**What the exercise asks**
Will you give the material below again, every line exactly as it is?

======== Data provided ========

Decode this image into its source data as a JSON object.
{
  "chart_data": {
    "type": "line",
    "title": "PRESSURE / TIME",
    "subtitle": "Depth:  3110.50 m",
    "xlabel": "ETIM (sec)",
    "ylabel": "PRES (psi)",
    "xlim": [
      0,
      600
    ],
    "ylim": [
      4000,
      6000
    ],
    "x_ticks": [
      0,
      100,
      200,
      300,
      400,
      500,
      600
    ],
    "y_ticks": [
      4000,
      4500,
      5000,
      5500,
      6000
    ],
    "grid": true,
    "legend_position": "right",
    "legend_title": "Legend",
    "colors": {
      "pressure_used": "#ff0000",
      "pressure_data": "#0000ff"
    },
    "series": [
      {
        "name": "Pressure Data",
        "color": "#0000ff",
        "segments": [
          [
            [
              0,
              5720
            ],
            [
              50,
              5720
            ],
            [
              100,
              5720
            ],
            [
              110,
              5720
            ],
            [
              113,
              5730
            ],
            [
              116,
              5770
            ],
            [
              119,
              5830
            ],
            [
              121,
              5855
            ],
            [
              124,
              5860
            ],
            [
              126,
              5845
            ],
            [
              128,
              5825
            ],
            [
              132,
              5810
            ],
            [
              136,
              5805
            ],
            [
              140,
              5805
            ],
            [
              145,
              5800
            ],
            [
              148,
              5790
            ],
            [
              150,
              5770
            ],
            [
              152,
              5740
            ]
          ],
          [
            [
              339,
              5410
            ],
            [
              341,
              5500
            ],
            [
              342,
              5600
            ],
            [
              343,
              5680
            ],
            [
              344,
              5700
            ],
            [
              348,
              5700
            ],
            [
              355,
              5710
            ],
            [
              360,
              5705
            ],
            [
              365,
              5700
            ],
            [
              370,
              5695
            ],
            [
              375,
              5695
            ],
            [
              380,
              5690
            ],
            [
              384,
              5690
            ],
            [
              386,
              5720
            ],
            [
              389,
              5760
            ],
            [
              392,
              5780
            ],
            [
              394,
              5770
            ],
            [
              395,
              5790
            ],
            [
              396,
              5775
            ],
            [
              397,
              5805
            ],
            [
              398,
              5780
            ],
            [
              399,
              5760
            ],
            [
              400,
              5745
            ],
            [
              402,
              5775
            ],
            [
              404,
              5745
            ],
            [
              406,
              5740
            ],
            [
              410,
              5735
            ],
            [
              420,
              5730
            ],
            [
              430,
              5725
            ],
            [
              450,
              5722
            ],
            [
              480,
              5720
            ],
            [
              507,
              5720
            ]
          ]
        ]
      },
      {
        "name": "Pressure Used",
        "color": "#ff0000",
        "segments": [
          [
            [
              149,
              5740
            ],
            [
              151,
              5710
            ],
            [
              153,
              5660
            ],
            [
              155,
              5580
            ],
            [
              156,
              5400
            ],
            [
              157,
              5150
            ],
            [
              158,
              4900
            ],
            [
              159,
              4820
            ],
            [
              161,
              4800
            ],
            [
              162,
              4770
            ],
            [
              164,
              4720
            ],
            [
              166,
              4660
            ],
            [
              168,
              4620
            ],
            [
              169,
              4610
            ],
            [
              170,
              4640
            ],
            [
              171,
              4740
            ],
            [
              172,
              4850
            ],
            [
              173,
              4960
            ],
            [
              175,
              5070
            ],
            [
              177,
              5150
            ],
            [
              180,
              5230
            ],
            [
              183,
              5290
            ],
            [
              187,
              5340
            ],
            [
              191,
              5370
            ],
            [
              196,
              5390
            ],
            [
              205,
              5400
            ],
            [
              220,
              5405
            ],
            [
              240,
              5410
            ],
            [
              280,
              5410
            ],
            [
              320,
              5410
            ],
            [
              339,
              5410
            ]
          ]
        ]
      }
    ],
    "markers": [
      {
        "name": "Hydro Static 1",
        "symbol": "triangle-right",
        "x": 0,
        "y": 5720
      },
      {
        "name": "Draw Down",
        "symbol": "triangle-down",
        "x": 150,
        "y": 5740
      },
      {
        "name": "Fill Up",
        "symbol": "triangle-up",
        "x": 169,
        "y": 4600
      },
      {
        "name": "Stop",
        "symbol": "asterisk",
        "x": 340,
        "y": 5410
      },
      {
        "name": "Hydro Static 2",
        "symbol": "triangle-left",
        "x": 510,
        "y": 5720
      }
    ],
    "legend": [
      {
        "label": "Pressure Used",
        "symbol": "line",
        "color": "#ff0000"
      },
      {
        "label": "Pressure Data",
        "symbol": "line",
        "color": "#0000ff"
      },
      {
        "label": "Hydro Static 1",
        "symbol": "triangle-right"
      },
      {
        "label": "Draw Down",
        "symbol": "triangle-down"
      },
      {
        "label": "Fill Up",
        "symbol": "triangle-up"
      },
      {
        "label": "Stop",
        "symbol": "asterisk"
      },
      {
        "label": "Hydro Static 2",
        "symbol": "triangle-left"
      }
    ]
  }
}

========

**Exercise solution**
Decode this image into its source data as a JSON object.
{
  "chart_data": {
    "type": "line",
    "title": "PRESSURE / TIME",
    "subtitle": "Depth:  3110.50 m",
    "xlabel": "ETIM (sec)",
    "ylabel": "PRES (psi)",
    "xlim": [
      0,
      600
    ],
    "ylim": [
      4000,
      6000
    ],
    "x_ticks": [
      0,
      100,
      200,
      300,
      400,
      500,
      600
    ],
    "y_ticks": [
      4000,
      4500,
      5000,
      5500,
      6000
    ],
    "grid": true,
    "legend_position": "right",
    "legend_title": "Legend",
    "colors": {
      "pressure_used": "#ff0000",
      "pressure_data": "#0000ff"
    },
    "series": [
      {
        "name": "Pressure Data",
        "color": "#0000ff",
        "segments": [
          [
            [
              0,
              5720
            ],
            [
              50,
              5720
            ],
            [
              100,
              5720
            ],
            [
              110,
              5720
            ],
            [
              113,
              5730
            ],
            [
              116,
              5770
            ],
            [
              119,
              5830
            ],
            [
              121,
              5855
            ],
            [
              124,
              5860
            ],
            [
              126,
              5845
            ],
            [
              128,
              5825
            ],
            [
              132,
              5810
            ],
            [
              136,
              5805
            ],
            [
              140,
              5805
            ],
            [
              145,
              5800
            ],
            [
              148,
              5790
            ],
            [
              150,
              5770
            ],
            [
              152,
              5740
            ]
          ],
          [
            [
              339,
              5410
            ],
            [
              341,
              5500
            ],
            [
              342,
              5600
            ],
            [
              343,
              5680
            ],
            [
              344,
              5700
            ],
            [
              348,
              5700
            ],
            [
              355,
              5710
            ],
            [
              360,
              5705
            ],
            [
              365,
              5700
            ],
            [
              370,
              5695
            ],
            [
              375,
              5695
            ],
            [
              380,
              5690
            ],
            [
              384,
              5690
            ],
            [
              386,
              5720
            ],
            [
              389,
              5760
            ],
            [
              392,
              5780
            ],
            [
              394,
              5770
            ],
            [
              395,
              5790
            ],
            [
              396,
              5775
            ],
            [
              397,
              5805
            ],
            [
              398,
              5780
            ],
            [
              399,
              5760
            ],
            [
              400,
              5745
            ],
            [
              402,
              5775
            ],
            [
              404,
              5745
            ],
            [
              406,
              5740
            ],
            [
              410,
              5735
            ],
            [
              420,
              5730
            ],
            [
              430,
              5725
            ],
            [
              450,
              5722
            ],
            [
              480,
              5720
            ],
            [
              507,
              5720
            ]
          ]
        ]
      },
      {
        "name": "Pressure Used",
        "color": "#ff0000",
        "segments": [
          [
            [
              149,
              5740
            ],
            [
              151,
              5710
            ],
            [
              153,
              5660
            ],
            [
              155,
              5580
            ],
            [
              156,
              5400
            ],
            [
              157,
              5150
            ],
            [
              158,
              4900
            ],
            [
              159,
              4820
            ],
            [
              161,
              4800
            ],
            [
              162,
              4770
            ],
            [
              164,
              4720
            ],
            [
              166,
              4660
            ],
            [
              168,
              4620
            ],
            [
              169,
              4610
            ],
            [
              170,
              4640
            ],
            [
              171,
              4740
            ],
            [
              172,
              4850
            ],
            [
              173,
              4960
            ],
            [
              175,
              5070
            ],
            [
              177,
              5150
            ],
            [
              180,
              5230
            ],
            [
              183,
              5290
            ],
            [
              187,
              5340
            ],
            [
              191,
              5370
            ],
            [
              196,
              5390
            ],
            [
              205,
              5400
            ],
            [
              220,
              5405
            ],
            [
              240,
              5410
            ],
            [
              280,
              5410
            ],
            [
              320,
              5410
            ],
            [
              339,
              5410
            ]
          ]
        ]
      }
    ],
    "markers": [
      {
        "name": "Hydro Static 1",
        "symbol": "triangle-right",
        "x": 0,
        "y": 5720
      },
      {
        "name": "Draw Down",
        "symbol": "triangle-down",
        "x": 150,
        "y": 5740
      },
      {
        "name": "Fill Up",
        "symbol": "triangle-up",
        "x": 169,
        "y": 4600
      },
      {
        "name": "Stop",
        "symbol": "asterisk",
        "x": 340,
        "y": 5410
      },
      {
        "name": "Hydro Static 2",
        "symbol": "triangle-left",
        "x": 510,
        "y": 5720
      }
    ],
    "legend": [
      {
        "label": "Pressure Used",
        "symbol": "line",
        "color": "#ff0000"
      },
      {
        "label": "Pressure Data",
        "symbol": "line",
        "color": "#0000ff"
      },
      {
        "label": "Hydro Static 1",
        "symbol": "triangle-right"
      },
      {
        "label": "Draw Down",
        "symbol": "triangle-down"
      },
      {
        "label": "Fill Up",
        "symbol": "triangle-up"
      },
      {
        "label": "Stop",
        "symbol": "asterisk"
      },
      {
        "label": "Hydro Static 2",
        "symbol": "triangle-left"
      }
    ]
  }
}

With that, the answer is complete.